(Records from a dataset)
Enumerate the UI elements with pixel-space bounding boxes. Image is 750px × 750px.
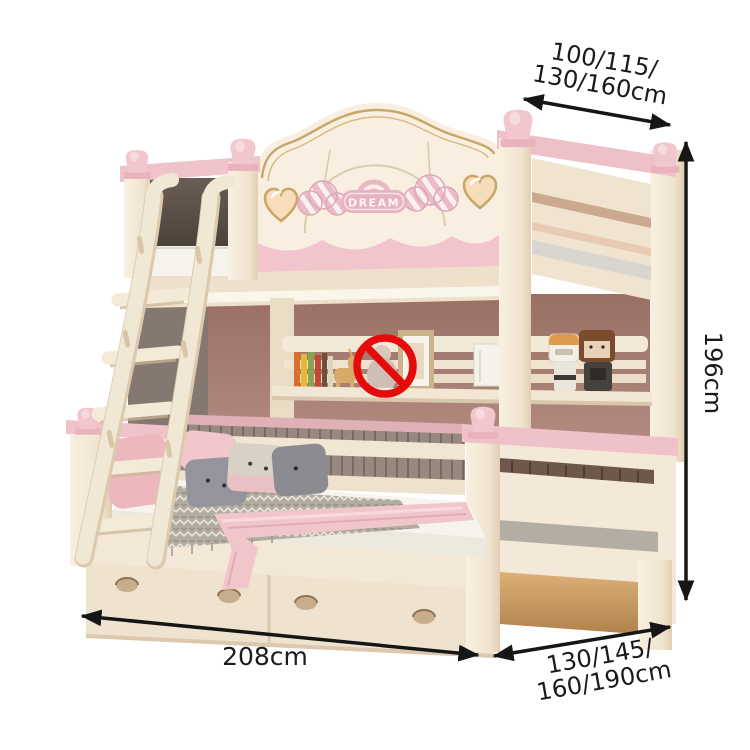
bed-post-knob: [500, 110, 535, 147]
product-dimension-image: DREAM: [0, 0, 750, 750]
toy-figure-brown: [579, 330, 615, 391]
lower-bed-footboard: [462, 407, 678, 652]
dream-badge: DREAM: [341, 190, 407, 213]
bed-post-knob: [123, 150, 150, 179]
bed-post-knob: [468, 407, 498, 439]
upper-bunk-front-post: [499, 110, 536, 462]
height-value: 196cm: [700, 320, 725, 426]
dream-badge-text: DREAM: [348, 197, 400, 210]
length-value: 208cm: [195, 644, 335, 671]
dimension-label-length: 208cm: [195, 644, 335, 671]
bed-post-knob: [228, 139, 258, 171]
dimension-label-height: 196cm: [695, 320, 725, 426]
bed-post-knob: [651, 142, 680, 173]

SET EXERCISE
Can you update the records by swapping every "bed-post-knob" for "bedpost-finial", changing nothing else and leaving the pictures out of your answer?

THE RESULT
Enumerate the UI elements with pixel-space bounding boxes. Image is 750px × 750px.
bedpost-finial: [500, 110, 535, 147]
product-dimension-image: DREAM: [0, 0, 750, 750]
toy-figure-brown: [579, 330, 615, 391]
lower-bed-footboard: [462, 407, 678, 652]
dream-badge: DREAM: [341, 190, 407, 213]
bedpost-finial: [123, 150, 150, 179]
bedpost-finial: [468, 407, 498, 439]
upper-bunk-front-post: [499, 110, 536, 462]
height-value: 196cm: [700, 320, 725, 426]
dream-badge-text: DREAM: [348, 197, 400, 210]
length-value: 208cm: [195, 644, 335, 671]
dimension-label-length: 208cm: [195, 644, 335, 671]
bedpost-finial: [228, 139, 258, 171]
dimension-label-height: 196cm: [695, 320, 725, 426]
bedpost-finial: [651, 142, 680, 173]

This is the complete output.